___ AVAILABLE DATA ___
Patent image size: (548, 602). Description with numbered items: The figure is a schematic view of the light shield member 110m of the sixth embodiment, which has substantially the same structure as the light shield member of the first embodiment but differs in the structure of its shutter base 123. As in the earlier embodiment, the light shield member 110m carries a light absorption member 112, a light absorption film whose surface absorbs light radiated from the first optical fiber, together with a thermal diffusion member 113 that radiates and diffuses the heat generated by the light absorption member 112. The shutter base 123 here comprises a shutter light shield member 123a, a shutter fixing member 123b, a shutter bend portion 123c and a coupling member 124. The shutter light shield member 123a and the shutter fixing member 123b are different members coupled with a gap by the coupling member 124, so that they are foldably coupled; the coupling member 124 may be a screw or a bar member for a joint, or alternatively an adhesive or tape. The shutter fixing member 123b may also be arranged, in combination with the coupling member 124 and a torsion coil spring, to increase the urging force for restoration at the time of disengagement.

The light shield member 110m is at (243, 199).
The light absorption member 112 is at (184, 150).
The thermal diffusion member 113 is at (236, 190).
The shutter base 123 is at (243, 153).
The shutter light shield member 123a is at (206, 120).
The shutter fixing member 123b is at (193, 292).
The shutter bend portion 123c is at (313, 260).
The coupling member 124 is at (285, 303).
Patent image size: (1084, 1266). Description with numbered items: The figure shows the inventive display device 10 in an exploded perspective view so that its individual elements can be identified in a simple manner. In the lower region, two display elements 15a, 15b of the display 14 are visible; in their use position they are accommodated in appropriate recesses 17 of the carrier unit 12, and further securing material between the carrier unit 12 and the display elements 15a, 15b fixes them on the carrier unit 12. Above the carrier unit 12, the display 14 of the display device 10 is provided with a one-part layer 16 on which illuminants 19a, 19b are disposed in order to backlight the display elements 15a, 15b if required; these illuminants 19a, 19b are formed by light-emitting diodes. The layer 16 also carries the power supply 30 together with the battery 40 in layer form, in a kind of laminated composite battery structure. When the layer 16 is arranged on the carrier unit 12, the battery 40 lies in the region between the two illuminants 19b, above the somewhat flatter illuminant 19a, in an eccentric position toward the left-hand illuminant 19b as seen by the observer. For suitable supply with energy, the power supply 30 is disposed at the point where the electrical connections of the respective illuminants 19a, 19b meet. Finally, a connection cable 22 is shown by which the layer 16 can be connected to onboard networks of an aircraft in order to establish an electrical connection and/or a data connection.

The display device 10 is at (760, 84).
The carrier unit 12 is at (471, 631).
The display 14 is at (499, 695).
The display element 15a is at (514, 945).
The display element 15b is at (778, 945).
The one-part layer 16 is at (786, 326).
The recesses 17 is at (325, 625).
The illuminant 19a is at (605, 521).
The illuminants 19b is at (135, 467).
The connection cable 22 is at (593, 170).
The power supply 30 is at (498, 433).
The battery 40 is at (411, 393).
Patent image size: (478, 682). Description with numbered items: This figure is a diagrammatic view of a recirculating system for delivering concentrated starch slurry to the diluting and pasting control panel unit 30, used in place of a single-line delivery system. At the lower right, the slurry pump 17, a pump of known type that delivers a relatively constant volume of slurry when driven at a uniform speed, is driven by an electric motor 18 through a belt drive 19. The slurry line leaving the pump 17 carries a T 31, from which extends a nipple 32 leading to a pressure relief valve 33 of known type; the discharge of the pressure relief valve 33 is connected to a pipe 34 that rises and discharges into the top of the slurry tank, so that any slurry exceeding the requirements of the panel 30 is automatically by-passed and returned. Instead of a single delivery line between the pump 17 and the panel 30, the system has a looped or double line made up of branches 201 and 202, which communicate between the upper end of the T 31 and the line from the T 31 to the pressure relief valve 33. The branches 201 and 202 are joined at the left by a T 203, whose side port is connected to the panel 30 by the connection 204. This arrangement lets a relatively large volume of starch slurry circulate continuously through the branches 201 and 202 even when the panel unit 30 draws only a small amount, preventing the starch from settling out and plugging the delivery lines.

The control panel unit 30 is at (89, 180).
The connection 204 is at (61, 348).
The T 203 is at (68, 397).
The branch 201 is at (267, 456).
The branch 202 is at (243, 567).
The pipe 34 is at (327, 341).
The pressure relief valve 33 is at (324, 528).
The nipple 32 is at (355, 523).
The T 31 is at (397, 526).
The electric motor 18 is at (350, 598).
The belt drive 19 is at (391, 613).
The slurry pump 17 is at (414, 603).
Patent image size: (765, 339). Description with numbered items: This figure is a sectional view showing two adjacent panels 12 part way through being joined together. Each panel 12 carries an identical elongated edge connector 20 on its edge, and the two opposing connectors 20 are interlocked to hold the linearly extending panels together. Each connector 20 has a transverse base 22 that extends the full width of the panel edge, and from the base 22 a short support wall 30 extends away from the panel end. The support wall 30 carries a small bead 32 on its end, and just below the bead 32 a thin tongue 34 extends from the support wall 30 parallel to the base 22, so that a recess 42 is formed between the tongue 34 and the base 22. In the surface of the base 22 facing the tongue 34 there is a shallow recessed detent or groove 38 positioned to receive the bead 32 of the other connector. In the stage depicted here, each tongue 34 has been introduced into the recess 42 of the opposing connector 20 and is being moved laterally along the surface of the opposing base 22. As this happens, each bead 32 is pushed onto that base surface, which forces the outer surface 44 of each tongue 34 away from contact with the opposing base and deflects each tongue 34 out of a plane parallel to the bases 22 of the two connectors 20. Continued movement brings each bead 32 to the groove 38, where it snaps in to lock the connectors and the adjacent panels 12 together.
___
WRITTEN INSTRUCTION: Reproduce the stretch from the start of the items through the line containing "The coupling member 124 is at (285, 303).", switching "schematic view" to "plan view" and leaving everything else unchanged.

FINAL RESULT:
Patent image size: (548, 602). Description with numbered items: The figure is a plan view of the light shield member 110m of the sixth embodiment, which has substantially the same structure as the light shield member of the first embodiment but differs in the structure of its shutter base 123. As in the earlier embodiment, the light shield member 110m carries a light absorption member 112, a light absorption film whose surface absorbs light radiated from the first optical fiber, together with a thermal diffusion member 113 that radiates and diffuses the heat generated by the light absorption member 112. The shutter base 123 here comprises a shutter light shield member 123a, a shutter fixing member 123b, a shutter bend portion 123c and a coupling member 124. The shutter light shield member 123a and the shutter fixing member 123b are different members coupled with a gap by the coupling member 124, so that they are foldably coupled; the coupling member 124 may be a screw or a bar member for a joint, or alternatively an adhesive or tape. The shutter fixing member 123b may also be arranged, in combination with the coupling member 124 and a torsion coil spring, to increase the urging force for restoration at the time of disengagement.

The light shield member 110m is at (243, 199).
The light absorption member 112 is at (184, 150).
The thermal diffusion member 113 is at (236, 190).
The shutter base 123 is at (243, 153).
The shutter light shield member 123a is at (206, 120).
The shutter fixing member 123b is at (193, 292).
The shutter bend portion 123c is at (313, 260).
The coupling member 124 is at (285, 303).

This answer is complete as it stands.